-- Begin --

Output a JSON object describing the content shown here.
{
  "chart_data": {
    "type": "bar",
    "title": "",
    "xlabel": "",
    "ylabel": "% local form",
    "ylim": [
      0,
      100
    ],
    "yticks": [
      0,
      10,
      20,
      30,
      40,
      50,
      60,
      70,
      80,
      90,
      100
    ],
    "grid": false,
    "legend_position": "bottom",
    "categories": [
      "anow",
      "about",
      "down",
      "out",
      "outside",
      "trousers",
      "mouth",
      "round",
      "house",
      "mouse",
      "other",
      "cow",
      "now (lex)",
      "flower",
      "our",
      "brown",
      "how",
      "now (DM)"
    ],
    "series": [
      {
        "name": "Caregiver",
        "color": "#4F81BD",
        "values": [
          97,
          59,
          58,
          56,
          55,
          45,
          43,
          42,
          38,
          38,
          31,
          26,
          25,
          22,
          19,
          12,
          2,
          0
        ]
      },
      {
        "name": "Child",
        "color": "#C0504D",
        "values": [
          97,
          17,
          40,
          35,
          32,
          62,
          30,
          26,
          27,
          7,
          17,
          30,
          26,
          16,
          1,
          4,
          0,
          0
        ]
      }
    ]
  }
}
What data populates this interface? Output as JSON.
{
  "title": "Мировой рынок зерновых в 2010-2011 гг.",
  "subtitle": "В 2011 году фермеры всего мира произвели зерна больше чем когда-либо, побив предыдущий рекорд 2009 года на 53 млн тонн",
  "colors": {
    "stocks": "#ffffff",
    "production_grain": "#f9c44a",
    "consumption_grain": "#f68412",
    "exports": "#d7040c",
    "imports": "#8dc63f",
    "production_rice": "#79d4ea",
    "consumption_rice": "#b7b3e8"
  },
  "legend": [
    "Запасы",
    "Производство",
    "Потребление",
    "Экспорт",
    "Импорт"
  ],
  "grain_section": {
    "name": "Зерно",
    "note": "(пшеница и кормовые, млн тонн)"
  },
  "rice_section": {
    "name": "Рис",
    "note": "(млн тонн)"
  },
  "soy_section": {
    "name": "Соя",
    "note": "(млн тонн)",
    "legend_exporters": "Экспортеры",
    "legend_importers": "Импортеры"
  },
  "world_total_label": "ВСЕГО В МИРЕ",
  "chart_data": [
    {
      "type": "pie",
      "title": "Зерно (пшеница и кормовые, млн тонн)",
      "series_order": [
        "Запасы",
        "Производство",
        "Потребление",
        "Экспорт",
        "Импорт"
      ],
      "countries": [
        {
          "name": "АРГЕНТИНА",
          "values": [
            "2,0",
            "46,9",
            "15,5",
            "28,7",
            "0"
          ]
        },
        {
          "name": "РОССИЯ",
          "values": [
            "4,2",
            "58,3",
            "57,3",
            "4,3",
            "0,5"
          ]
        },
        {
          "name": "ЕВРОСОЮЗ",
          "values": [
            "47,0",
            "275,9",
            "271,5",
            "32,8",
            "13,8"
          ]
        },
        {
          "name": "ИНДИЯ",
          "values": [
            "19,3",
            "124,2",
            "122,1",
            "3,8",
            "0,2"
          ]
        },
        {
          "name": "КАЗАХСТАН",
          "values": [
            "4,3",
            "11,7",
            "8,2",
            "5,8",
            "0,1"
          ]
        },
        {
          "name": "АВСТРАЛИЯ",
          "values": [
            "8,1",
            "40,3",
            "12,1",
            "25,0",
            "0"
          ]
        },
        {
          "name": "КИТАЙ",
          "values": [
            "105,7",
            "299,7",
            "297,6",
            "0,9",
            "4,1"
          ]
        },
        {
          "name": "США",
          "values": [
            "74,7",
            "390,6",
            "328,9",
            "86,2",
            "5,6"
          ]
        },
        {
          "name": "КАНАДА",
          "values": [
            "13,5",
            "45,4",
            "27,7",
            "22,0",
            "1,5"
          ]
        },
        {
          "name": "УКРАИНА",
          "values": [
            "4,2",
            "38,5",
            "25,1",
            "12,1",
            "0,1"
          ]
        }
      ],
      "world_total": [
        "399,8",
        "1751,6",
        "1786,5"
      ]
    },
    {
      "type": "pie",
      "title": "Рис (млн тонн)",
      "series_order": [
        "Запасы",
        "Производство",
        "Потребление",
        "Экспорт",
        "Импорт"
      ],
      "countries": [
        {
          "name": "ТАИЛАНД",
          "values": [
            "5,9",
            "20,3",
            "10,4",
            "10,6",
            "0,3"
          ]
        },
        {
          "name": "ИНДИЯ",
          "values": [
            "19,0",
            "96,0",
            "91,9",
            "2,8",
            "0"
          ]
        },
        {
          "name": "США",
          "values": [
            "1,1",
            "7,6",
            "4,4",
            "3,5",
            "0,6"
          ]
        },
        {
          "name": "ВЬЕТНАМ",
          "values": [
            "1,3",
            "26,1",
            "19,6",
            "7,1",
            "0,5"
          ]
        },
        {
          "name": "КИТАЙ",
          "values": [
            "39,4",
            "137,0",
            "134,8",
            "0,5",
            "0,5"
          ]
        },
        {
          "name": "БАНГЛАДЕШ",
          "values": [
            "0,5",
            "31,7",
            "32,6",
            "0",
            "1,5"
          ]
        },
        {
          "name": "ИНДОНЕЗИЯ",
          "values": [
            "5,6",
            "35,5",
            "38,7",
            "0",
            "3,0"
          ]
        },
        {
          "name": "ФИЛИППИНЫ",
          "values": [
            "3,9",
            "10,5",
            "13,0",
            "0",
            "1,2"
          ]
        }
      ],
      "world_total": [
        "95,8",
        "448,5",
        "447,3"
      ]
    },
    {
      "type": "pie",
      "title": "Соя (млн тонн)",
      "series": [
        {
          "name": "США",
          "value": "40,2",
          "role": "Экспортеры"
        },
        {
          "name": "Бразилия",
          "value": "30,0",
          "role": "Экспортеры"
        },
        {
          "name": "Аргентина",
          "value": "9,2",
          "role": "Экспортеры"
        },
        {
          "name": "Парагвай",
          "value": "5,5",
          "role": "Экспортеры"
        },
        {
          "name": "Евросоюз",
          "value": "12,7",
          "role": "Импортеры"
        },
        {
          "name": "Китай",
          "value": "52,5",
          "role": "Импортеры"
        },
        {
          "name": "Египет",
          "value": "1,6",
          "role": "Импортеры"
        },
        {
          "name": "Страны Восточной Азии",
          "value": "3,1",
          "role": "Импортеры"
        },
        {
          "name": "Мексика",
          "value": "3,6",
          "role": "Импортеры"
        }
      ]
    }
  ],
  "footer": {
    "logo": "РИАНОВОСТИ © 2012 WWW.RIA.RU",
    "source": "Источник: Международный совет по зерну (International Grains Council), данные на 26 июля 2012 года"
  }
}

-- End --

▶ **Your instructions**
Make an exact copy of the material above.

▶ **Answer to the task**
Output a JSON object describing the content shown here.
{
  "chart_data": {
    "type": "bar",
    "title": "",
    "xlabel": "",
    "ylabel": "% local form",
    "ylim": [
      0,
      100
    ],
    "yticks": [
      0,
      10,
      20,
      30,
      40,
      50,
      60,
      70,
      80,
      90,
      100
    ],
    "grid": false,
    "legend_position": "bottom",
    "categories": [
      "anow",
      "about",
      "down",
      "out",
      "outside",
      "trousers",
      "mouth",
      "round",
      "house",
      "mouse",
      "other",
      "cow",
      "now (lex)",
      "flower",
      "our",
      "brown",
      "how",
      "now (DM)"
    ],
    "series": [
      {
        "name": "Caregiver",
        "color": "#4F81BD",
        "values": [
          97,
          59,
          58,
          56,
          55,
          45,
          43,
          42,
          38,
          38,
          31,
          26,
          25,
          22,
          19,
          12,
          2,
          0
        ]
      },
      {
        "name": "Child",
        "color": "#C0504D",
        "values": [
          97,
          17,
          40,
          35,
          32,
          62,
          30,
          26,
          27,
          7,
          17,
          30,
          26,
          16,
          1,
          4,
          0,
          0
        ]
      }
    ]
  }
}
What data populates this interface? Output as JSON.
{
  "title": "Мировой рынок зерновых в 2010-2011 гг.",
  "subtitle": "В 2011 году фермеры всего мира произвели зерна больше чем когда-либо, побив предыдущий рекорд 2009 года на 53 млн тонн",
  "colors": {
    "stocks": "#ffffff",
    "production_grain": "#f9c44a",
    "consumption_grain": "#f68412",
    "exports": "#d7040c",
    "imports": "#8dc63f",
    "production_rice": "#79d4ea",
    "consumption_rice": "#b7b3e8"
  },
  "legend": [
    "Запасы",
    "Производство",
    "Потребление",
    "Экспорт",
    "Импорт"
  ],
  "grain_section": {
    "name": "Зерно",
    "note": "(пшеница и кормовые, млн тонн)"
  },
  "rice_section": {
    "name": "Рис",
    "note": "(млн тонн)"
  },
  "soy_section": {
    "name": "Соя",
    "note": "(млн тонн)",
    "legend_exporters": "Экспортеры",
    "legend_importers": "Импортеры"
  },
  "world_total_label": "ВСЕГО В МИРЕ",
  "chart_data": [
    {
      "type": "pie",
      "title": "Зерно (пшеница и кормовые, млн тонн)",
      "series_order": [
        "Запасы",
        "Производство",
        "Потребление",
        "Экспорт",
        "Импорт"
      ],
      "countries": [
        {
          "name": "АРГЕНТИНА",
          "values": [
            "2,0",
            "46,9",
            "15,5",
            "28,7",
            "0"
          ]
        },
        {
          "name": "РОССИЯ",
          "values": [
            "4,2",
            "58,3",
            "57,3",
            "4,3",
            "0,5"
          ]
        },
        {
          "name": "ЕВРОСОЮЗ",
          "values": [
            "47,0",
            "275,9",
            "271,5",
            "32,8",
            "13,8"
          ]
        },
        {
          "name": "ИНДИЯ",
          "values": [
            "19,3",
            "124,2",
            "122,1",
            "3,8",
            "0,2"
          ]
        },
        {
          "name": "КАЗАХСТАН",
          "values": [
            "4,3",
            "11,7",
            "8,2",
            "5,8",
            "0,1"
          ]
        },
        {
          "name": "АВСТРАЛИЯ",
          "values": [
            "8,1",
            "40,3",
            "12,1",
            "25,0",
            "0"
          ]
        },
        {
          "name": "КИТАЙ",
          "values": [
            "105,7",
            "299,7",
            "297,6",
            "0,9",
            "4,1"
          ]
        },
        {
          "name": "США",
          "values": [
            "74,7",
            "390,6",
            "328,9",
            "86,2",
            "5,6"
          ]
        },
        {
          "name": "КАНАДА",
          "values": [
            "13,5",
            "45,4",
            "27,7",
            "22,0",
            "1,5"
          ]
        },
        {
          "name": "УКРАИНА",
          "values": [
            "4,2",
            "38,5",
            "25,1",
            "12,1",
            "0,1"
          ]
        }
      ],
      "world_total": [
        "399,8",
        "1751,6",
        "1786,5"
      ]
    },
    {
      "type": "pie",
      "title": "Рис (млн тонн)",
      "series_order": [
        "Запасы",
        "Производство",
        "Потребление",
        "Экспорт",
        "Импорт"
      ],
      "countries": [
        {
          "name": "ТАИЛАНД",
          "values": [
            "5,9",
            "20,3",
            "10,4",
            "10,6",
            "0,3"
          ]
        },
        {
          "name": "ИНДИЯ",
          "values": [
            "19,0",
            "96,0",
            "91,9",
            "2,8",
            "0"
          ]
        },
        {
          "name": "США",
          "values": [
            "1,1",
            "7,6",
            "4,4",
            "3,5",
            "0,6"
          ]
        },
        {
          "name": "ВЬЕТНАМ",
          "values": [
            "1,3",
            "26,1",
            "19,6",
            "7,1",
            "0,5"
          ]
        },
        {
          "name": "КИТАЙ",
          "values": [
            "39,4",
            "137,0",
            "134,8",
            "0,5",
            "0,5"
          ]
        },
        {
          "name": "БАНГЛАДЕШ",
          "values": [
            "0,5",
            "31,7",
            "32,6",
            "0",
            "1,5"
          ]
        },
        {
          "name": "ИНДОНЕЗИЯ",
          "values": [
            "5,6",
            "35,5",
            "38,7",
            "0",
            "3,0"
          ]
        },
        {
          "name": "ФИЛИППИНЫ",
          "values": [
            "3,9",
            "10,5",
            "13,0",
            "0",
            "1,2"
          ]
        }
      ],
      "world_total": [
        "95,8",
        "448,5",
        "447,3"
      ]
    },
    {
      "type": "pie",
      "title": "Соя (млн тонн)",
      "series": [
        {
          "name": "США",
          "value": "40,2",
          "role": "Экспортеры"
        },
        {
          "name": "Бразилия",
          "value": "30,0",
          "role": "Экспортеры"
        },
        {
          "name": "Аргентина",
          "value": "9,2",
          "role": "Экспортеры"
        },
        {
          "name": "Парагвай",
          "value": "5,5",
          "role": "Экспортеры"
        },
        {
          "name": "Евросоюз",
          "value": "12,7",
          "role": "Импортеры"
        },
        {
          "name": "Китай",
          "value": "52,5",
          "role": "Импортеры"
        },
        {
          "name": "Египет",
          "value": "1,6",
          "role": "Импортеры"
        },
        {
          "name": "Страны Восточной Азии",
          "value": "3,1",
          "role": "Импортеры"
        },
        {
          "name": "Мексика",
          "value": "3,6",
          "role": "Импортеры"
        }
      ]
    }
  ],
  "footer": {
    "logo": "РИАНОВОСТИ © 2012 WWW.RIA.RU",
    "source": "Источник: Международный совет по зерну (International Grains Council), данные на 26 июля 2012 года"
  }
}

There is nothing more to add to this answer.